Only lines with the string "охотничьих" matter here; gather them from the material below.

(Dataset rows)
>> BEGIN

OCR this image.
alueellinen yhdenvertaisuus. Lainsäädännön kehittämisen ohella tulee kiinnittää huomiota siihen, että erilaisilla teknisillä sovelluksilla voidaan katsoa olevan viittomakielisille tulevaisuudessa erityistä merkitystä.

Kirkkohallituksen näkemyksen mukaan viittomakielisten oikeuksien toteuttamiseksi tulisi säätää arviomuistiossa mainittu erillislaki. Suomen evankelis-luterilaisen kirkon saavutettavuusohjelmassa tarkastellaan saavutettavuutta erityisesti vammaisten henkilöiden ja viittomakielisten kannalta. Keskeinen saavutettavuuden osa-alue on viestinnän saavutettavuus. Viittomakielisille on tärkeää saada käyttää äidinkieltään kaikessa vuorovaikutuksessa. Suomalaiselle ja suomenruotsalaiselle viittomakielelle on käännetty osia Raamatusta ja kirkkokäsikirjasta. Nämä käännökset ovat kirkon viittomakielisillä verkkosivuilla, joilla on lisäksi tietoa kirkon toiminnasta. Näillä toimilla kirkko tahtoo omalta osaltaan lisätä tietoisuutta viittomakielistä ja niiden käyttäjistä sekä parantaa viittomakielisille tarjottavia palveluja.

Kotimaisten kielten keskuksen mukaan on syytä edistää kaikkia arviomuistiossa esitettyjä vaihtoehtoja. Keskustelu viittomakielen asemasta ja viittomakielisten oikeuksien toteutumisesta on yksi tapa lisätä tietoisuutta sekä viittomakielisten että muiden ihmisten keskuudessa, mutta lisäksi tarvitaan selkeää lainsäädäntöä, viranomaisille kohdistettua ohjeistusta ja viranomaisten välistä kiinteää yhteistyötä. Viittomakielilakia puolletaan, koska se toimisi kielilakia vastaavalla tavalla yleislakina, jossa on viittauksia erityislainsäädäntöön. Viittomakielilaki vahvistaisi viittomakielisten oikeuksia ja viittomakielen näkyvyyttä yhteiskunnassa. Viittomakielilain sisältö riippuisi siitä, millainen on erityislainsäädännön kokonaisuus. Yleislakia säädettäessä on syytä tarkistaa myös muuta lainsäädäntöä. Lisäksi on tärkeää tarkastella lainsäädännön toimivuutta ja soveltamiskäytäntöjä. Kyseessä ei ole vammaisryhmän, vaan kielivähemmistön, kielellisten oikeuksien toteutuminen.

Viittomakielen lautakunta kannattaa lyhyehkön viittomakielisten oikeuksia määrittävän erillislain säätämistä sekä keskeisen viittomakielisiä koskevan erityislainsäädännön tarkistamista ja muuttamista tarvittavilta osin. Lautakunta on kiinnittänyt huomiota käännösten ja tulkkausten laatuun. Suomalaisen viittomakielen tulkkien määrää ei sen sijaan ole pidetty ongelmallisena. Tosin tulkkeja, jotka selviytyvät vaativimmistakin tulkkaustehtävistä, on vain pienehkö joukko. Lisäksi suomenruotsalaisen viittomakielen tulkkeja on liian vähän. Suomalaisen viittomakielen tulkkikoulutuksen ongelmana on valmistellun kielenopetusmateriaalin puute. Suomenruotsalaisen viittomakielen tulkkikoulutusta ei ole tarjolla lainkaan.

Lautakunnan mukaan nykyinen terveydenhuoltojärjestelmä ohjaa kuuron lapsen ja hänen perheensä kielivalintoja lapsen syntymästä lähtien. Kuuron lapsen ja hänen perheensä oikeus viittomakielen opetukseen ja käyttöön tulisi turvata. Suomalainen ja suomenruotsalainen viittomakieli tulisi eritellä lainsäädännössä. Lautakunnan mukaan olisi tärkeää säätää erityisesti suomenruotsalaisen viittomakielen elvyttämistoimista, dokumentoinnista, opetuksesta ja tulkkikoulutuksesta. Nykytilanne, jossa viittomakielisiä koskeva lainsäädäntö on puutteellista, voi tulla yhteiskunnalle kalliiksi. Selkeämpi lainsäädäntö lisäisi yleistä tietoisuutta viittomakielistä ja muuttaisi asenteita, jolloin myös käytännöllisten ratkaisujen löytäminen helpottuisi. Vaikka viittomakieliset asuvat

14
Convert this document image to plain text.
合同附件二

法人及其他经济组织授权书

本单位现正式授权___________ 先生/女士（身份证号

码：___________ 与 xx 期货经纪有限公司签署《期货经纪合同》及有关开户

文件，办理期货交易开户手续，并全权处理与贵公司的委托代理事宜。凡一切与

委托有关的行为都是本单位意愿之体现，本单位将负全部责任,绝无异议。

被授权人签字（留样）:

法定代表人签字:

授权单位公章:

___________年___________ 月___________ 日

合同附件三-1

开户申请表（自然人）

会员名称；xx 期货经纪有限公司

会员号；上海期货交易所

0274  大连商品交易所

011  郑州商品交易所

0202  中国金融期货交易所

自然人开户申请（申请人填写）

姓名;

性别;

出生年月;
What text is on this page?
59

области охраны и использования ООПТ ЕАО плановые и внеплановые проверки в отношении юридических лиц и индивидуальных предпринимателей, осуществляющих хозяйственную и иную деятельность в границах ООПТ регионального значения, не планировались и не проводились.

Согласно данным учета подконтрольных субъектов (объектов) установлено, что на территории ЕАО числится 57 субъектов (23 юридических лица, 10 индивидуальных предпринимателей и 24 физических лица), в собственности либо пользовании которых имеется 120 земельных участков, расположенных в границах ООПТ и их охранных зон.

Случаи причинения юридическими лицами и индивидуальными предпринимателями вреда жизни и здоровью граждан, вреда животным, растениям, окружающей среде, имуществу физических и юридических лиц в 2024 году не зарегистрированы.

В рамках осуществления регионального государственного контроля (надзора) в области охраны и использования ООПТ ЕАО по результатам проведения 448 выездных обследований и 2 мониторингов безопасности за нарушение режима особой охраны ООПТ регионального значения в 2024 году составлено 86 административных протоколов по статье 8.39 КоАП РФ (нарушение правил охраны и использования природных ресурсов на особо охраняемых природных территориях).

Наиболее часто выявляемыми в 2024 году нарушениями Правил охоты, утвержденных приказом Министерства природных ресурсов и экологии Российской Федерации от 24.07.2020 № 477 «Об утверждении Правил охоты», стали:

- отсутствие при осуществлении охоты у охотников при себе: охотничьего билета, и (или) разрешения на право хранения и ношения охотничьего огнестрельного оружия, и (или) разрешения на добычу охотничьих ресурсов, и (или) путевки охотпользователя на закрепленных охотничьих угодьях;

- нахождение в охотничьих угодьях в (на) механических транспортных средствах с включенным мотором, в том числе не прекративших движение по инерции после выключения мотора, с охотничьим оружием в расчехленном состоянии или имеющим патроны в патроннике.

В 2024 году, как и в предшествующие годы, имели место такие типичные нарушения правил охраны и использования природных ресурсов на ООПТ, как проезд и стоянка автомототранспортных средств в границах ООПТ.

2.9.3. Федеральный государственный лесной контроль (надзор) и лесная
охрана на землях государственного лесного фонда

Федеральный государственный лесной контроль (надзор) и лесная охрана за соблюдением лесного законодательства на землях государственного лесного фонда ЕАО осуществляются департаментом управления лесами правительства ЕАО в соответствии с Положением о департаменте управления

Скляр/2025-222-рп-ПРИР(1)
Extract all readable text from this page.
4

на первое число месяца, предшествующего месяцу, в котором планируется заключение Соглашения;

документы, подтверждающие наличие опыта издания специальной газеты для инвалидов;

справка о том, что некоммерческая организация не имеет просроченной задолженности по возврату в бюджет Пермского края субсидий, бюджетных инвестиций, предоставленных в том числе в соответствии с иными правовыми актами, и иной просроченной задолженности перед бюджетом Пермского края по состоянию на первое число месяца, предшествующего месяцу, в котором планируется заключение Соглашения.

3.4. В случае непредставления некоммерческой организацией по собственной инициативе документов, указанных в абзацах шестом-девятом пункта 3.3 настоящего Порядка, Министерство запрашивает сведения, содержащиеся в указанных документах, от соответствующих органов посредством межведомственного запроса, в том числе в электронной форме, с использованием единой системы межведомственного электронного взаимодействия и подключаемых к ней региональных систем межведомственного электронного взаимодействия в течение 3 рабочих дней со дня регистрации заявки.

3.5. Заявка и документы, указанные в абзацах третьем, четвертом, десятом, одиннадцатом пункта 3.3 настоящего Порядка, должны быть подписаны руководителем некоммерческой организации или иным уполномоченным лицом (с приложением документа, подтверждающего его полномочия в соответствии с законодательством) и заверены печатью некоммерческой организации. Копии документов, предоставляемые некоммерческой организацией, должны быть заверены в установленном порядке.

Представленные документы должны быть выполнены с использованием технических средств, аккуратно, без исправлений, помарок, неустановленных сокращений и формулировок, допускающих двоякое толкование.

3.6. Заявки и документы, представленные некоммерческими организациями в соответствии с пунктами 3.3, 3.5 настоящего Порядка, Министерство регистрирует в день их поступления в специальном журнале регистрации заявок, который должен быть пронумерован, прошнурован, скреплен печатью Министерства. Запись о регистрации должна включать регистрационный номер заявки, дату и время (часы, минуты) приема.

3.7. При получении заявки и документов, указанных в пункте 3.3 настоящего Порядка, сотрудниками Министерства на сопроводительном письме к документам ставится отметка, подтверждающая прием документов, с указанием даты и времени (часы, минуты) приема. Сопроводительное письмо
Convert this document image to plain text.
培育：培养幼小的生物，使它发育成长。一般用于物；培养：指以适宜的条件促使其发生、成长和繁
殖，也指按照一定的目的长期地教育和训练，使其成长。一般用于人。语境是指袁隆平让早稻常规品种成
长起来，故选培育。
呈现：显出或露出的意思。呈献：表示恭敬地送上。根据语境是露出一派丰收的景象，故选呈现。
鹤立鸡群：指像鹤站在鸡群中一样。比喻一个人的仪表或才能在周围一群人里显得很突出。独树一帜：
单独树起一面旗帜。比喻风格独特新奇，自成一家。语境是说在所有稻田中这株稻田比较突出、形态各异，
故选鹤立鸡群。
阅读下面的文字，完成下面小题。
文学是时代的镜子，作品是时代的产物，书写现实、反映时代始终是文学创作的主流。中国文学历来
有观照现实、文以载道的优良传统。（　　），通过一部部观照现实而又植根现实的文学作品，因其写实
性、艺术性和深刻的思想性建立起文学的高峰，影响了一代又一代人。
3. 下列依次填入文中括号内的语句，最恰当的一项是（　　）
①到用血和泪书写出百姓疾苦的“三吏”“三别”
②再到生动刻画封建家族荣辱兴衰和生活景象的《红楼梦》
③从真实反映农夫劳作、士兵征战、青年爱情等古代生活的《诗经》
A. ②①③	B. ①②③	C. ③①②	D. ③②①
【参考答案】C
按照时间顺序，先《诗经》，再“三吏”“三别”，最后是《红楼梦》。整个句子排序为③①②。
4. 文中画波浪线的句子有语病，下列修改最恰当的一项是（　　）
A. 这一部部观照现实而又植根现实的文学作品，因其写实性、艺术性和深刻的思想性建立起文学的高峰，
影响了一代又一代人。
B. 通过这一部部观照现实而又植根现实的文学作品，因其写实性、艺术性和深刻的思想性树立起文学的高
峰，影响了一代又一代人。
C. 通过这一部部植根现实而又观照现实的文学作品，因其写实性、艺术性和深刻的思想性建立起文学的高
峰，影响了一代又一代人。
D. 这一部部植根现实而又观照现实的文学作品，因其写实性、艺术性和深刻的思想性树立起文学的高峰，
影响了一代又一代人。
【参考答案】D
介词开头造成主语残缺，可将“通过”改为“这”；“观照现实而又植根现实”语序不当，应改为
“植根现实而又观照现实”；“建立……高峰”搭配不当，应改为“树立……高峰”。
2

>> END

Solution for this problem ->
- отсутствие при осуществлении охоты у охотников при себе: охотничьего билета, и (или) разрешения на право хранения и ношения охотничьего огнестрельного оружия, и (или) разрешения на добычу охотничьих ресурсов, и (или) путевки охотпользователя на закрепленных охотничьих угодьях;
- нахождение в охотничьих угодьях в (на) механических транспортных средствах с включенным мотором, в том числе не прекративших движение по инерции после выключения мотора, с охотничьим оружием в расчехленном состоянии или имеющим патроны в патроннике.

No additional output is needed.